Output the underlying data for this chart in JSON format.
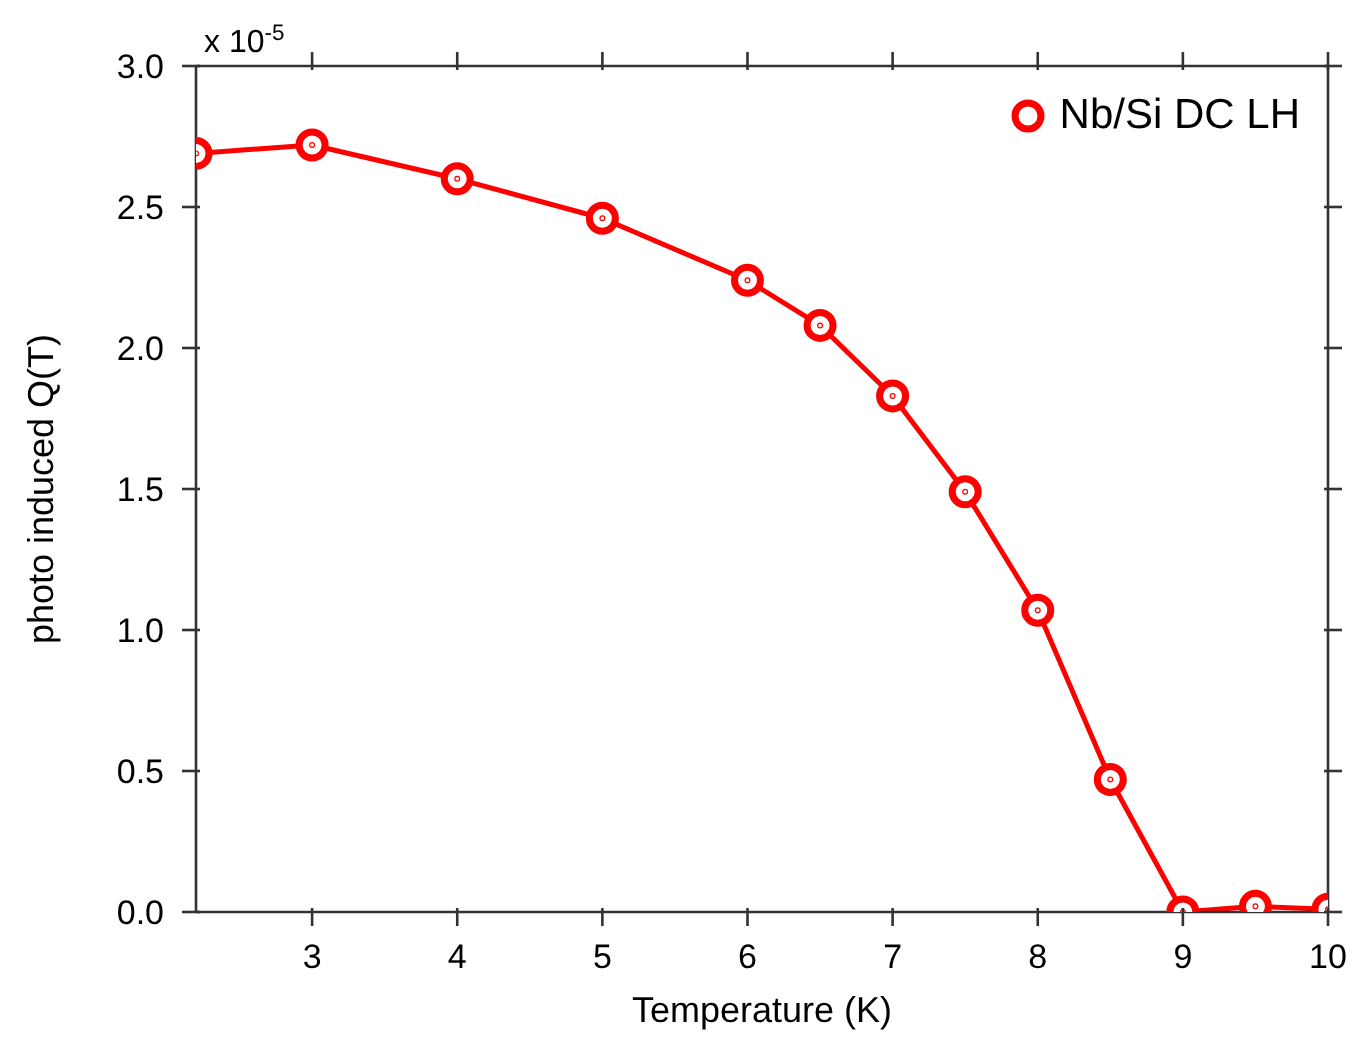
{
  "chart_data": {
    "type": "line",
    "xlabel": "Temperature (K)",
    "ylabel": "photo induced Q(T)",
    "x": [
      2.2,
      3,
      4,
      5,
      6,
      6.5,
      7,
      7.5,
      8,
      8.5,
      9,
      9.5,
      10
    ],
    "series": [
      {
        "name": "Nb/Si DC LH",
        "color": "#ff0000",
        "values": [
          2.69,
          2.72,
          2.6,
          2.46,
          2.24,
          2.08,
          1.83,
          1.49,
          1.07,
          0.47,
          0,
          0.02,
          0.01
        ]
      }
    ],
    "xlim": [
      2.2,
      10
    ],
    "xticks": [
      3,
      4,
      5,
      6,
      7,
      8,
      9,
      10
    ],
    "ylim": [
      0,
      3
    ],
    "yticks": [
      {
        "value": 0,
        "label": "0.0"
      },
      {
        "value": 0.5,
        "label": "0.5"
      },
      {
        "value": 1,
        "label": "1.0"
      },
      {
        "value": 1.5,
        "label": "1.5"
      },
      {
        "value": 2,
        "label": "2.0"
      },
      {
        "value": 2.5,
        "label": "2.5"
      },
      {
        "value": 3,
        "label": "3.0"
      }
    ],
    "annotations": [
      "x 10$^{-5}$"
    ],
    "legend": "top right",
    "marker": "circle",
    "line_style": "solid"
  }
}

------------------------------

## [Stated exercise]
Leave the pictures out, and print every line of the listing exactly as written.

## [Problem solution]
Output the underlying data for this chart in JSON format.
{
  "chart_data": {
    "type": "line",
    "xlabel": "Temperature (K)",
    "ylabel": "photo induced Q(T)",
    "x": [
      2.2,
      3,
      4,
      5,
      6,
      6.5,
      7,
      7.5,
      8,
      8.5,
      9,
      9.5,
      10
    ],
    "series": [
      {
        "name": "Nb/Si DC LH",
        "color": "#ff0000",
        "values": [
          2.69,
          2.72,
          2.6,
          2.46,
          2.24,
          2.08,
          1.83,
          1.49,
          1.07,
          0.47,
          0,
          0.02,
          0.01
        ]
      }
    ],
    "xlim": [
      2.2,
      10
    ],
    "xticks": [
      3,
      4,
      5,
      6,
      7,
      8,
      9,
      10
    ],
    "ylim": [
      0,
      3
    ],
    "yticks": [
      {
        "value": 0,
        "label": "0.0"
      },
      {
        "value": 0.5,
        "label": "0.5"
      },
      {
        "value": 1,
        "label": "1.0"
      },
      {
        "value": 1.5,
        "label": "1.5"
      },
      {
        "value": 2,
        "label": "2.0"
      },
      {
        "value": 2.5,
        "label": "2.5"
      },
      {
        "value": 3,
        "label": "3.0"
      }
    ],
    "annotations": [
      "x 10$^{-5}$"
    ],
    "legend": "top right",
    "marker": "circle",
    "line_style": "solid"
  }
}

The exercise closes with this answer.